Transcribe the records below in full; pictures stay out of the copy.

Excerpted data.
======

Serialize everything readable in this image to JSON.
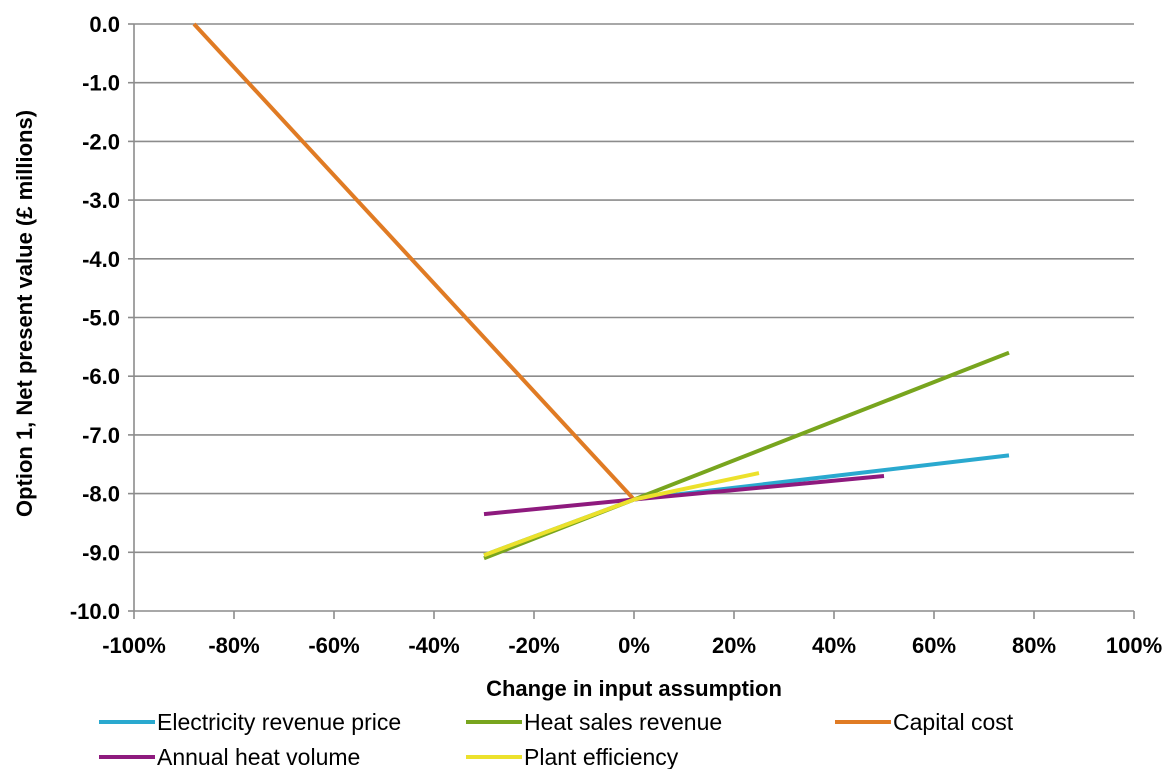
{
  "chart_data": {
    "type": "line",
    "title": "",
    "xlabel": "Change in input assumption",
    "ylabel": "Option 1, Net present value (£ millions)",
    "xlim": [
      -100,
      100
    ],
    "ylim": [
      -10,
      0
    ],
    "x_ticks": [
      -100,
      -80,
      -60,
      -40,
      -20,
      0,
      20,
      40,
      60,
      80,
      100
    ],
    "x_tick_labels": [
      "-100%",
      "-80%",
      "-60%",
      "-40%",
      "-20%",
      "0%",
      "20%",
      "40%",
      "60%",
      "80%",
      "100%"
    ],
    "y_ticks": [
      0,
      -1,
      -2,
      -3,
      -4,
      -5,
      -6,
      -7,
      -8,
      -9,
      -10
    ],
    "y_tick_labels": [
      "0.0",
      "-1.0",
      "-2.0",
      "-3.0",
      "-4.0",
      "-5.0",
      "-6.0",
      "-7.0",
      "-8.0",
      "-9.0",
      "-10.0"
    ],
    "grid": "horizontal",
    "legend_position": "bottom",
    "series": [
      {
        "name": "Electricity revenue price",
        "color": "#2aa9cf",
        "x": [
          -30,
          0,
          75
        ],
        "y": [
          -9.05,
          -8.1,
          -7.35
        ]
      },
      {
        "name": "Heat sales revenue",
        "color": "#78a51e",
        "x": [
          -30,
          0,
          75
        ],
        "y": [
          -9.1,
          -8.1,
          -5.6
        ]
      },
      {
        "name": "Capital cost",
        "color": "#e07b24",
        "x": [
          -88,
          0
        ],
        "y": [
          0.0,
          -8.1
        ]
      },
      {
        "name": "Annual heat volume",
        "color": "#8e1a7e",
        "x": [
          -30,
          0,
          50
        ],
        "y": [
          -8.35,
          -8.1,
          -7.7
        ]
      },
      {
        "name": "Plant efficiency",
        "color": "#ece12c",
        "x": [
          -30,
          0,
          25
        ],
        "y": [
          -9.05,
          -8.1,
          -7.65
        ]
      }
    ]
  }
}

======

The reply.
Serialize everything readable in this image to JSON.
{
  "chart_data": {
    "type": "line",
    "title": "",
    "xlabel": "Change in input assumption",
    "ylabel": "Option 1, Net present value (£ millions)",
    "xlim": [
      -100,
      100
    ],
    "ylim": [
      -10,
      0
    ],
    "x_ticks": [
      -100,
      -80,
      -60,
      -40,
      -20,
      0,
      20,
      40,
      60,
      80,
      100
    ],
    "x_tick_labels": [
      "-100%",
      "-80%",
      "-60%",
      "-40%",
      "-20%",
      "0%",
      "20%",
      "40%",
      "60%",
      "80%",
      "100%"
    ],
    "y_ticks": [
      0,
      -1,
      -2,
      -3,
      -4,
      -5,
      -6,
      -7,
      -8,
      -9,
      -10
    ],
    "y_tick_labels": [
      "0.0",
      "-1.0",
      "-2.0",
      "-3.0",
      "-4.0",
      "-5.0",
      "-6.0",
      "-7.0",
      "-8.0",
      "-9.0",
      "-10.0"
    ],
    "grid": "horizontal",
    "legend_position": "bottom",
    "series": [
      {
        "name": "Electricity revenue price",
        "color": "#2aa9cf",
        "x": [
          -30,
          0,
          75
        ],
        "y": [
          -9.05,
          -8.1,
          -7.35
        ]
      },
      {
        "name": "Heat sales revenue",
        "color": "#78a51e",
        "x": [
          -30,
          0,
          75
        ],
        "y": [
          -9.1,
          -8.1,
          -5.6
        ]
      },
      {
        "name": "Capital cost",
        "color": "#e07b24",
        "x": [
          -88,
          0
        ],
        "y": [
          0.0,
          -8.1
        ]
      },
      {
        "name": "Annual heat volume",
        "color": "#8e1a7e",
        "x": [
          -30,
          0,
          50
        ],
        "y": [
          -8.35,
          -8.1,
          -7.7
        ]
      },
      {
        "name": "Plant efficiency",
        "color": "#ece12c",
        "x": [
          -30,
          0,
          25
        ],
        "y": [
          -9.05,
          -8.1,
          -7.65
        ]
      }
    ]
  }
}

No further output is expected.